DESCRIPTION OF THE TASK: Extract all lines in the data that contain the word "JSON".
— Start of INPUT —
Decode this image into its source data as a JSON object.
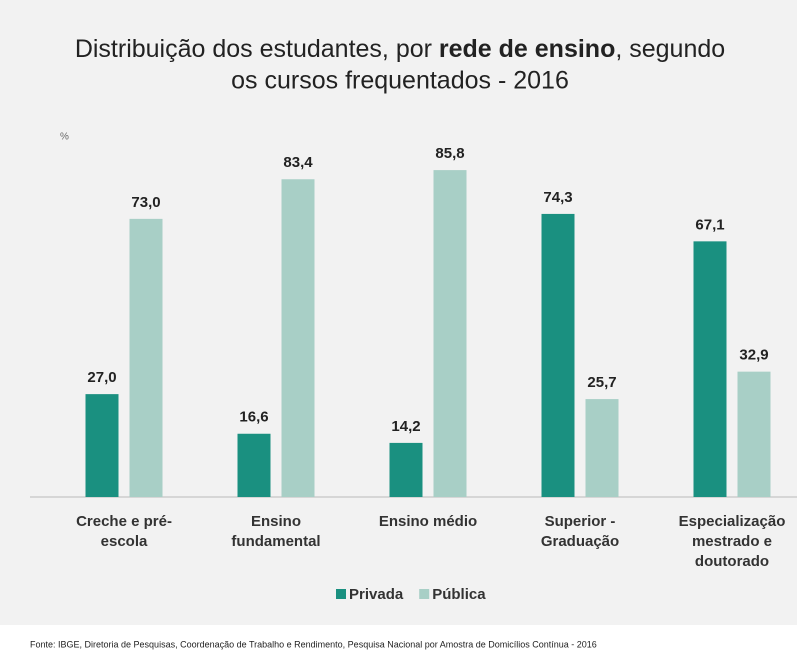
{
  "chart_data": {
    "type": "bar",
    "title": [
      "Distribuição dos estudantes, por ",
      "rede de ensino",
      ", segundo",
      "os cursos frequentados - 2016"
    ],
    "unit_label": "%",
    "categories": [
      [
        "Creche e pré-",
        "escola"
      ],
      [
        "Ensino",
        "fundamental"
      ],
      [
        "Ensino médio"
      ],
      [
        "Superior -",
        "Graduação"
      ],
      [
        "Especialização",
        "mestrado e",
        "doutorado"
      ]
    ],
    "series": [
      {
        "name": "Privada",
        "color": "#1a9080",
        "values": [
          27.0,
          16.6,
          14.2,
          74.3,
          67.1
        ],
        "value_labels": [
          "27,0",
          "16,6",
          "14,2",
          "74,3",
          "67,1"
        ]
      },
      {
        "name": "Pública",
        "color": "#a8cfc6",
        "values": [
          73.0,
          83.4,
          85.8,
          25.7,
          32.9
        ],
        "value_labels": [
          "73,0",
          "83,4",
          "85,8",
          "25,7",
          "32,9"
        ]
      }
    ],
    "ylim": [
      0,
      100
    ],
    "source": "Fonte: IBGE, Diretoria de Pesquisas, Coordenação de Trabalho e Rendimento, Pesquisa Nacional por Amostra de Domicílios Contínua - 2016"
  }
}
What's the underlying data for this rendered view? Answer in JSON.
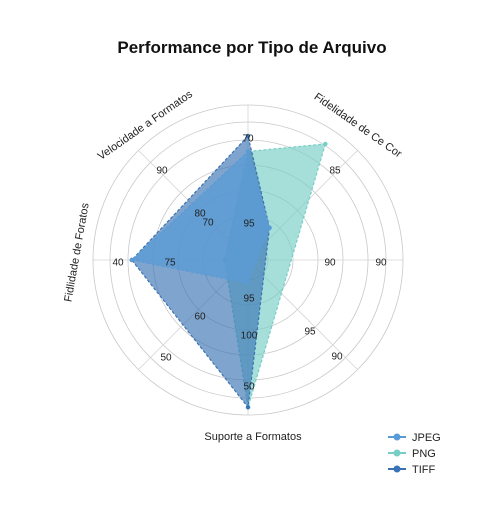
{
  "chart_data": {
    "type": "radar",
    "title": "Performance por Tipo de Arquivo",
    "axes": [
      "Fidelidade de Ce Cor",
      "Suporte a Formatos",
      "Fidlidade de Foratos",
      "Velocidade a Formatos"
    ],
    "rlim": [
      0,
      100
    ],
    "grid": true,
    "legend_position": "bottom-right",
    "tick_labels": [
      "70",
      "85",
      "90",
      "90",
      "95",
      "90",
      "50",
      "50",
      "60",
      "40",
      "75",
      "80",
      "90",
      "70",
      "95",
      "95",
      "100"
    ],
    "series": [
      {
        "name": "JPEG",
        "color": "#5B9BD5",
        "values": [
          25,
          15,
          75,
          70
        ]
      },
      {
        "name": "PNG",
        "color": "#76CEC6",
        "values": [
          90,
          95,
          15,
          70
        ]
      },
      {
        "name": "TIFF",
        "color": "#3A73B4",
        "values": [
          25,
          95,
          75,
          80
        ]
      }
    ]
  }
}
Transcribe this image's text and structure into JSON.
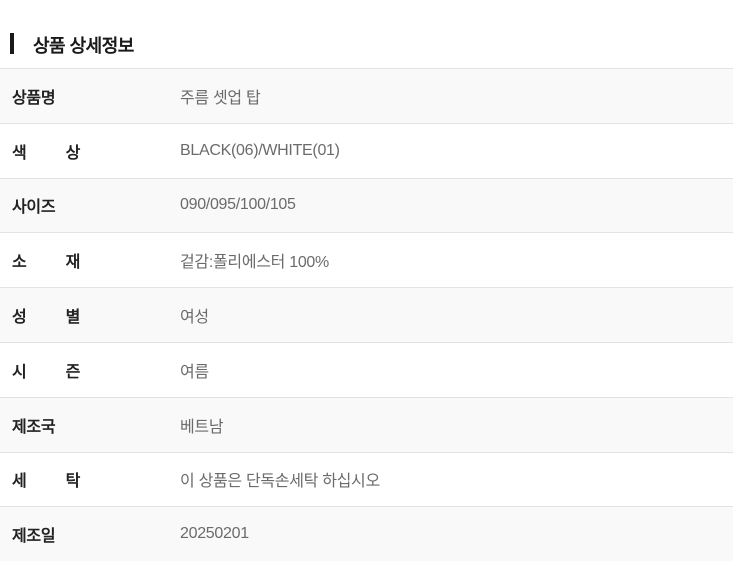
{
  "section": {
    "title": "상품 상세정보"
  },
  "spec_table": {
    "rows": [
      {
        "label": "상품명",
        "value": "주름 셋업 탑"
      },
      {
        "label": "색 상",
        "value": "BLACK(06)/WHITE(01)"
      },
      {
        "label": "사이즈",
        "value": "090/095/100/105"
      },
      {
        "label": "소 재",
        "value": "겉감:폴리에스터 100%"
      },
      {
        "label": "성 별",
        "value": "여성"
      },
      {
        "label": "시 즌",
        "value": "여름"
      },
      {
        "label": "제조국",
        "value": "베트남"
      },
      {
        "label": "세 탁",
        "value": "이 상품은 단독손세탁 하십시오"
      },
      {
        "label": "제조일",
        "value": "20250201"
      }
    ]
  },
  "colors": {
    "title_text": "#1a1a1a",
    "label_text": "#222222",
    "value_text": "#6b6b6b",
    "row_divider": "#e3e3e3",
    "row_alt_background": "#f9f9f9",
    "row_background": "#ffffff"
  }
}
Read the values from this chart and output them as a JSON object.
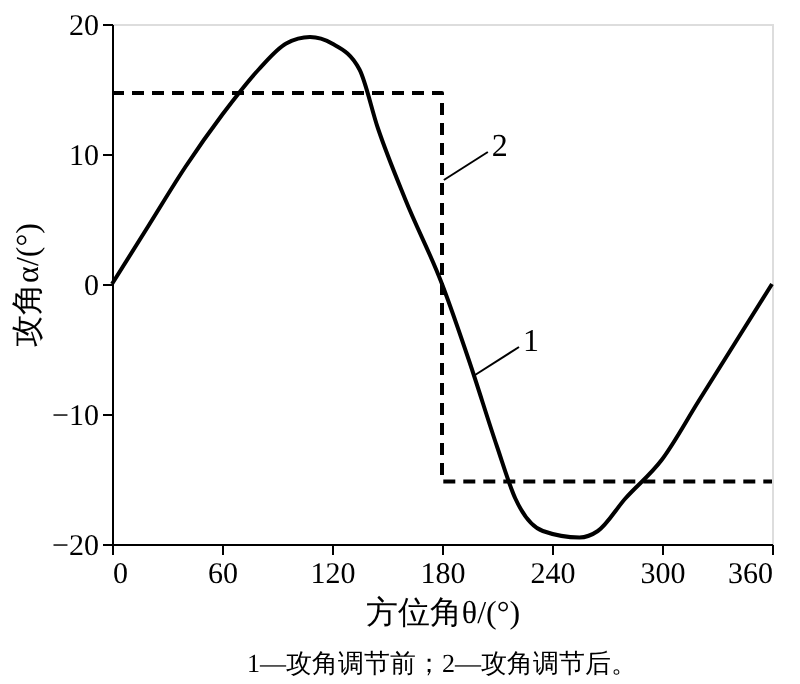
{
  "chart_data": {
    "type": "line",
    "xlabel": "方位角θ/(°)",
    "ylabel": "攻角α/(°)",
    "xlim": [
      0,
      360
    ],
    "xticks": [
      0,
      60,
      120,
      180,
      240,
      300,
      360
    ],
    "ylim": [
      -20,
      20
    ],
    "yticks": [
      -20,
      -10,
      0,
      10,
      20
    ],
    "grid": false,
    "marker": "none",
    "series": [
      {
        "color": "#000000",
        "line_style": "solid",
        "x": [
          0,
          20,
          40,
          60,
          80,
          95,
          108,
          120,
          135,
          145,
          160,
          180,
          195,
          210,
          220,
          235,
          255,
          265,
          280,
          300,
          320,
          340,
          360
        ],
        "values": [
          0,
          4.5,
          9,
          13,
          16.5,
          18.5,
          19,
          18.5,
          16.5,
          12,
          6.5,
          0,
          -6,
          -12.5,
          -16.5,
          -19,
          -19.5,
          -19,
          -16.5,
          -13.5,
          -9,
          -4.5,
          0
        ]
      },
      {
        "color": "#000000",
        "line_style": "dashed",
        "x": [
          0,
          180,
          180,
          360
        ],
        "values": [
          14.7,
          14.7,
          -15.2,
          -15.2
        ]
      }
    ],
    "annotations": [
      {
        "text": "1",
        "x": 198,
        "y": -7
      },
      {
        "text": "2",
        "x": 181,
        "y": 8
      },
      "1—攻角调节前；2—攻角调节后。"
    ]
  }
}
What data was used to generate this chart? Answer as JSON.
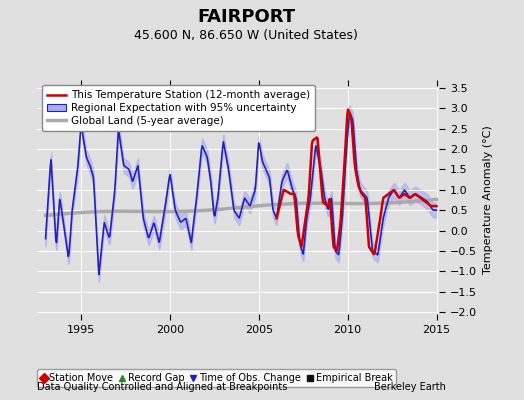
— End of INPUT —
CORRECT RESULT:
Decode this image into its source data as a JSON object.
What's the underlying data for this rendered view? Answer in JSON.
Transcribe this image's text and structure into JSON.
Read the values from this chart and output them as a JSON object.
What data was used to generate this chart? Answer as JSON.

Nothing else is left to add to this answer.